Task requirements » Restate the entries below word for word, omitting nothing.
──────────────────────────────
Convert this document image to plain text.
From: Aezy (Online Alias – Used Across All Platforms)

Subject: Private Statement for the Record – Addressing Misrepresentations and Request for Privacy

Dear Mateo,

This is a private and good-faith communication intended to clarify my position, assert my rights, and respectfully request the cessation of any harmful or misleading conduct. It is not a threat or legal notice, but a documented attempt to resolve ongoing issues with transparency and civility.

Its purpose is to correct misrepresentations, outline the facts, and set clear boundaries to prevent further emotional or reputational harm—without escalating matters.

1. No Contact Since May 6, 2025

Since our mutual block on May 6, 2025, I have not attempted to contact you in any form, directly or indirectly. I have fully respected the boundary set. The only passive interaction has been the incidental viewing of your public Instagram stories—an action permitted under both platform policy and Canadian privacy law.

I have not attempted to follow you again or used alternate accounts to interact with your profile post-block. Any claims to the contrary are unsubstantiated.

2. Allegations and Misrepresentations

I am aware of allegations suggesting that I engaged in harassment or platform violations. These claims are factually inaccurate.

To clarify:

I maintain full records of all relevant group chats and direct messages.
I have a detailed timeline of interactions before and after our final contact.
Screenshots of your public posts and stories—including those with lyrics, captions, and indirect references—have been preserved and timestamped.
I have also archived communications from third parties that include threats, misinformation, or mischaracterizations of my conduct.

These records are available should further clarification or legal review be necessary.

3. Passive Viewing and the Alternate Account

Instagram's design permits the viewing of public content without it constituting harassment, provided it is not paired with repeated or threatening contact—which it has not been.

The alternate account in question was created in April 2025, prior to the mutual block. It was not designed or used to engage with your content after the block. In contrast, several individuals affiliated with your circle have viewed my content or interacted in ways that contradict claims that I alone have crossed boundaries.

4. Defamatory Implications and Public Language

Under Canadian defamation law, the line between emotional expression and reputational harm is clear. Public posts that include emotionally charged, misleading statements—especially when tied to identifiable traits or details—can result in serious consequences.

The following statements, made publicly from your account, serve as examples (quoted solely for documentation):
──────────────────────────────
Completed task »
Convert this document image to plain text.
From: Aezy (Online Alias – Used Across All Platforms)

Subject: Private Statement for the Record – Addressing Misrepresentations and Request for Privacy

Dear Mateo,

This is a private and good-faith communication intended to clarify my position, assert my rights, and respectfully request the cessation of any harmful or misleading conduct. It is not a threat or legal notice, but a documented attempt to resolve ongoing issues with transparency and civility.

Its purpose is to correct misrepresentations, outline the facts, and set clear boundaries to prevent further emotional or reputational harm—without escalating matters.

1. No Contact Since May 6, 2025

Since our mutual block on May 6, 2025, I have not attempted to contact you in any form, directly or indirectly. I have fully respected the boundary set. The only passive interaction has been the incidental viewing of your public Instagram stories—an action permitted under both platform policy and Canadian privacy law.

I have not attempted to follow you again or used alternate accounts to interact with your profile post-block. Any claims to the contrary are unsubstantiated.

2. Allegations and Misrepresentations

I am aware of allegations suggesting that I engaged in harassment or platform violations. These claims are factually inaccurate.

To clarify:

I maintain full records of all relevant group chats and direct messages.
I have a detailed timeline of interactions before and after our final contact.
Screenshots of your public posts and stories—including those with lyrics, captions, and indirect references—have been preserved and timestamped.
I have also archived communications from third parties that include threats, misinformation, or mischaracterizations of my conduct.

These records are available should further clarification or legal review be necessary.

3. Passive Viewing and the Alternate Account

Instagram's design permits the viewing of public content without it constituting harassment, provided it is not paired with repeated or threatening contact—which it has not been.

The alternate account in question was created in April 2025, prior to the mutual block. It was not designed or used to engage with your content after the block. In contrast, several individuals affiliated with your circle have viewed my content or interacted in ways that contradict claims that I alone have crossed boundaries.

4. Defamatory Implications and Public Language

Under Canadian defamation law, the line between emotional expression and reputational harm is clear. Public posts that include emotionally charged, misleading statements—especially when tied to identifiable traits or details—can result in serious consequences.

The following statements, made publicly from your account, serve as examples (quoted solely for documentation):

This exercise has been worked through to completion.